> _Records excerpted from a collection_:
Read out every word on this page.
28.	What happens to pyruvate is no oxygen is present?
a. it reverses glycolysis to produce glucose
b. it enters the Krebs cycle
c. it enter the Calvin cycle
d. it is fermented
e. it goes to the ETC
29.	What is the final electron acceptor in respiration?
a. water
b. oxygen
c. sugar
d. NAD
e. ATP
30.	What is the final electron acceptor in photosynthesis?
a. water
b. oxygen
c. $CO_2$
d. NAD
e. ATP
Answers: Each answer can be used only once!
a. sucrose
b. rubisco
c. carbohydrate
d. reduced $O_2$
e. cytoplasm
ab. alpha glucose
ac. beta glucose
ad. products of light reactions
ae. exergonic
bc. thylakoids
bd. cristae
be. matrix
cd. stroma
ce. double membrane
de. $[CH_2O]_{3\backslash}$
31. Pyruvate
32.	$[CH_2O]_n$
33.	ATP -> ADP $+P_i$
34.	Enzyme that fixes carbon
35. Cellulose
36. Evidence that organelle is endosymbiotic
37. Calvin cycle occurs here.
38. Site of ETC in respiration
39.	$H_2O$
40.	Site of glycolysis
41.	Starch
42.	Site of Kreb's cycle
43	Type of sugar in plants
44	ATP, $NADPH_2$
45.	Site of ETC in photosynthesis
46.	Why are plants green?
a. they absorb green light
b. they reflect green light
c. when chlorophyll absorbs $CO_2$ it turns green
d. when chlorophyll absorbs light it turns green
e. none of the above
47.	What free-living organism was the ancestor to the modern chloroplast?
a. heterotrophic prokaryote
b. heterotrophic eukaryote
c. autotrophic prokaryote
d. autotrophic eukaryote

> _ACTIVITY_: Please work out how many lines above carry "plants", writing only the result.

> _PROBLEM SOLUTION_: 2